Retype all the records with nothing changed.
□ □ □
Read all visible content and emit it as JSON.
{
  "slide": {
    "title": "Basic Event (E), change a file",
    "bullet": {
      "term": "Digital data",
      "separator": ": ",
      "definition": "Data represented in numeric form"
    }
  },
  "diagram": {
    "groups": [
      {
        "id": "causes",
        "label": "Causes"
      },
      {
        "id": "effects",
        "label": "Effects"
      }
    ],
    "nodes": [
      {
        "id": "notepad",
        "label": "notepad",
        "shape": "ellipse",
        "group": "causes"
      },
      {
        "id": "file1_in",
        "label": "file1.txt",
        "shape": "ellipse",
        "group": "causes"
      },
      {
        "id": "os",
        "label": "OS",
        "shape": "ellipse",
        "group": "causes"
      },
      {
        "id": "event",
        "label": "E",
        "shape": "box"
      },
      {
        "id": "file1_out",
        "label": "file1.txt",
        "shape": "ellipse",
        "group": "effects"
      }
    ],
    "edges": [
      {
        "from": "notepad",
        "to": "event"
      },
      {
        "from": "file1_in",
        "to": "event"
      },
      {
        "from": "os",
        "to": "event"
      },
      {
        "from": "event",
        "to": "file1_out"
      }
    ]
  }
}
□ □ □
## Output for this exercise
Read all visible content and emit it as JSON.
{
  "slide": {
    "title": "Basic Event (E), change a file",
    "bullet": {
      "term": "Digital data",
      "separator": ": ",
      "definition": "Data represented in numeric form"
    }
  },
  "diagram": {
    "groups": [
      {
        "id": "causes",
        "label": "Causes"
      },
      {
        "id": "effects",
        "label": "Effects"
      }
    ],
    "nodes": [
      {
        "id": "notepad",
        "label": "notepad",
        "shape": "ellipse",
        "group": "causes"
      },
      {
        "id": "file1_in",
        "label": "file1.txt",
        "shape": "ellipse",
        "group": "causes"
      },
      {
        "id": "os",
        "label": "OS",
        "shape": "ellipse",
        "group": "causes"
      },
      {
        "id": "event",
        "label": "E",
        "shape": "box"
      },
      {
        "id": "file1_out",
        "label": "file1.txt",
        "shape": "ellipse",
        "group": "effects"
      }
    ],
    "edges": [
      {
        "from": "notepad",
        "to": "event"
      },
      {
        "from": "file1_in",
        "to": "event"
      },
      {
        "from": "os",
        "to": "event"
      },
      {
        "from": "event",
        "to": "file1_out"
      }
    ]
  }
}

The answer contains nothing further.